• Input data
.....
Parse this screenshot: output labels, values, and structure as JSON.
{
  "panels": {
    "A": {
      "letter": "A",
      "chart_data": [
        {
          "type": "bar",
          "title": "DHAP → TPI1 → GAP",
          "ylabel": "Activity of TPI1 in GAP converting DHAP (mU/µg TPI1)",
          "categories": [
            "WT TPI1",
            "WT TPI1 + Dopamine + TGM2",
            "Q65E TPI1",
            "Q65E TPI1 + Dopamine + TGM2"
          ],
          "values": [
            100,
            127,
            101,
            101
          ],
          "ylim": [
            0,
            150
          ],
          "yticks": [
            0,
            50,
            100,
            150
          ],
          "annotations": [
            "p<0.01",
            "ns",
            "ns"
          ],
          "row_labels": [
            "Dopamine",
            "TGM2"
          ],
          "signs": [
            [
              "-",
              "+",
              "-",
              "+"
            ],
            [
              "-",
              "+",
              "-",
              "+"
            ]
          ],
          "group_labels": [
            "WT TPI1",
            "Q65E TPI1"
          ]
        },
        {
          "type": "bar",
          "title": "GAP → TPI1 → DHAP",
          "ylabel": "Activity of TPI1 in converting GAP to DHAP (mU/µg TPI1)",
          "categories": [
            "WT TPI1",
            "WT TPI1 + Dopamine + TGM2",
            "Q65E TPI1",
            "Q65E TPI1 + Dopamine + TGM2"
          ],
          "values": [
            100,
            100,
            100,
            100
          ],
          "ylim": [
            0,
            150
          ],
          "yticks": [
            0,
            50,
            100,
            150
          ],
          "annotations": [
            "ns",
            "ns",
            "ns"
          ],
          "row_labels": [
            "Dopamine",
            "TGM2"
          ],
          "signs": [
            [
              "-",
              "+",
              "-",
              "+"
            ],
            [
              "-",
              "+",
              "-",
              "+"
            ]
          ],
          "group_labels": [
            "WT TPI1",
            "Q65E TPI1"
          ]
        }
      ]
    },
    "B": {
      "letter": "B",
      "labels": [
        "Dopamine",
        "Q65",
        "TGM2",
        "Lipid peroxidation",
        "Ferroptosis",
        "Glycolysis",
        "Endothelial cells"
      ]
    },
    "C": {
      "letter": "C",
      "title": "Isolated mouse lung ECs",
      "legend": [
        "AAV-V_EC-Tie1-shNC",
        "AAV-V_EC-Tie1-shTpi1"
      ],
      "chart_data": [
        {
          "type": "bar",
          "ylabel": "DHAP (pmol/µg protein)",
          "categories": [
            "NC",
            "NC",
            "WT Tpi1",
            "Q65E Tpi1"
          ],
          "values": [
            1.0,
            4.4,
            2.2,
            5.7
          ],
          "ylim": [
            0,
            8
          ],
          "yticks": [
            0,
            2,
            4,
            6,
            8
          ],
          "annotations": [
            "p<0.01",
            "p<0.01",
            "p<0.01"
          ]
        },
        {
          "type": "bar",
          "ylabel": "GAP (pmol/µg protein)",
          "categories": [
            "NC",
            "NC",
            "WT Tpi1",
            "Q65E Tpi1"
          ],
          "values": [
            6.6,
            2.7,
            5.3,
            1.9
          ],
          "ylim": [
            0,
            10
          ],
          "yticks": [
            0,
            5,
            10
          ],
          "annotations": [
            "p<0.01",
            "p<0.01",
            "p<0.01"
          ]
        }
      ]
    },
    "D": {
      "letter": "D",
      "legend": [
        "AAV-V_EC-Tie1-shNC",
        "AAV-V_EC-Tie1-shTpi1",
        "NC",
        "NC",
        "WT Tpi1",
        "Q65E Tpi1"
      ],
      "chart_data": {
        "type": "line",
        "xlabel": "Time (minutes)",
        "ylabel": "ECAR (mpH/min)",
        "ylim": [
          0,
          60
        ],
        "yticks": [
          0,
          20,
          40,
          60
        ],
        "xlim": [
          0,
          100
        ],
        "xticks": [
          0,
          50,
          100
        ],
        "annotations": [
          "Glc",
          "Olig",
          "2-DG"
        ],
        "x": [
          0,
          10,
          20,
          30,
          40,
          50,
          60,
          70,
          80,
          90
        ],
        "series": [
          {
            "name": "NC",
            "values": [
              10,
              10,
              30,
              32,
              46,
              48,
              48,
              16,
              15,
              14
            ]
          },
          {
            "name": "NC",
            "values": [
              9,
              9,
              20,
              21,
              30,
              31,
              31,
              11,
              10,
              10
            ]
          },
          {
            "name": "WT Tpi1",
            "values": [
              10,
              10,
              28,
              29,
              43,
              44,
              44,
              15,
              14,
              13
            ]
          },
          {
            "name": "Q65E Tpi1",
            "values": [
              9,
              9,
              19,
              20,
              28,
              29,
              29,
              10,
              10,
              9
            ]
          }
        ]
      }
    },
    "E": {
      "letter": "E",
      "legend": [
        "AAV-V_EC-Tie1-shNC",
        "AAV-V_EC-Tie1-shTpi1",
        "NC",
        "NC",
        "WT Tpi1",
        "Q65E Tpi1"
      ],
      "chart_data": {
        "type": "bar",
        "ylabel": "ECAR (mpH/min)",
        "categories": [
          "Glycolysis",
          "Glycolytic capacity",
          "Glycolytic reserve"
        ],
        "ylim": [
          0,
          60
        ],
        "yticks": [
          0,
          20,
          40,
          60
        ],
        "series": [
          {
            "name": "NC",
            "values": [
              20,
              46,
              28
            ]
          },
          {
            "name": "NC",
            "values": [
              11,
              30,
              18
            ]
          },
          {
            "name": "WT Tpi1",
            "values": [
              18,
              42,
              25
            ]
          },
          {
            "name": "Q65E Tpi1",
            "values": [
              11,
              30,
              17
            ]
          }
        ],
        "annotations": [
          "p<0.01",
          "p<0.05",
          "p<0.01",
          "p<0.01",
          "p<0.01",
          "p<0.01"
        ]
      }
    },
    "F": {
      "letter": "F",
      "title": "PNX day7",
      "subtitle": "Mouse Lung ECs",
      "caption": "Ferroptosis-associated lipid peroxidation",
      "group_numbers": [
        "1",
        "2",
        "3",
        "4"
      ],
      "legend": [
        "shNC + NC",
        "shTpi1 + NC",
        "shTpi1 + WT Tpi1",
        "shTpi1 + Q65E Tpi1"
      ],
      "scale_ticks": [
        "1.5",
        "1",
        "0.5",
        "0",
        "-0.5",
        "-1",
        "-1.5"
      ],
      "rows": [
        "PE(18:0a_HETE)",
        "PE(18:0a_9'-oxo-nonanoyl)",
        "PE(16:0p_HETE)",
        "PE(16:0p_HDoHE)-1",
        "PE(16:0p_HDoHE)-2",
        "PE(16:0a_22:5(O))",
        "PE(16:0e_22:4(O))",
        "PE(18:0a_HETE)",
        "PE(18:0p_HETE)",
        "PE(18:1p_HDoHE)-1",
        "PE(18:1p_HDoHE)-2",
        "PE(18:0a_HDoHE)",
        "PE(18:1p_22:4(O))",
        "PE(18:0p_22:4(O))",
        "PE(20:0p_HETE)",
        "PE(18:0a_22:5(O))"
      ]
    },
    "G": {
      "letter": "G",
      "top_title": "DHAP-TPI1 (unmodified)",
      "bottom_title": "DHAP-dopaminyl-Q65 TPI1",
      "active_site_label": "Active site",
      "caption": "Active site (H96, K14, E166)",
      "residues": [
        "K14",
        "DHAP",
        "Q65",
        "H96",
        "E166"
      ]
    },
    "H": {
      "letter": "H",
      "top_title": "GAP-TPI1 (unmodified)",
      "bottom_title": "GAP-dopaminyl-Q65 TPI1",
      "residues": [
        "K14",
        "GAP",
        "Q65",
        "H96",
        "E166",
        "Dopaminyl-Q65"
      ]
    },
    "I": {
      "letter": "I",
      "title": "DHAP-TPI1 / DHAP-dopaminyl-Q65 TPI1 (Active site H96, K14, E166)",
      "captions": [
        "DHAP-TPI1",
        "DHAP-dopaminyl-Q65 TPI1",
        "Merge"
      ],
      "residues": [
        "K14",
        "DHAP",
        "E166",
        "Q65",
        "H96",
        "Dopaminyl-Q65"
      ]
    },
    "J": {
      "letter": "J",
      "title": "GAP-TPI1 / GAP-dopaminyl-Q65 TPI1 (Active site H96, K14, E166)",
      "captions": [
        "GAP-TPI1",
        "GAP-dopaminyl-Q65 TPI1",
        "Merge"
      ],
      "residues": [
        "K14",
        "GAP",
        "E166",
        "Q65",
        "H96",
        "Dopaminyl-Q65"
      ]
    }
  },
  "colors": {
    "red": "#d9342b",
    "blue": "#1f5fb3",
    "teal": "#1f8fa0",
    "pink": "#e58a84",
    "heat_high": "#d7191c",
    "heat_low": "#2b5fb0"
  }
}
.....
• Description of the task
Which lines above hold the string "ylabel"? Please copy all of them.

• Task solution
          "ylabel": "Activity of TPI1 in GAP converting DHAP (mU/µg TPI1)",
          "ylabel": "Activity of TPI1 in converting GAP to DHAP (mU/µg TPI1)",
          "ylabel": "DHAP (pmol/µg protein)",
          "ylabel": "GAP (pmol/µg protein)",
        "ylabel": "ECAR (mpH/min)",
        "ylabel": "ECAR (mpH/min)",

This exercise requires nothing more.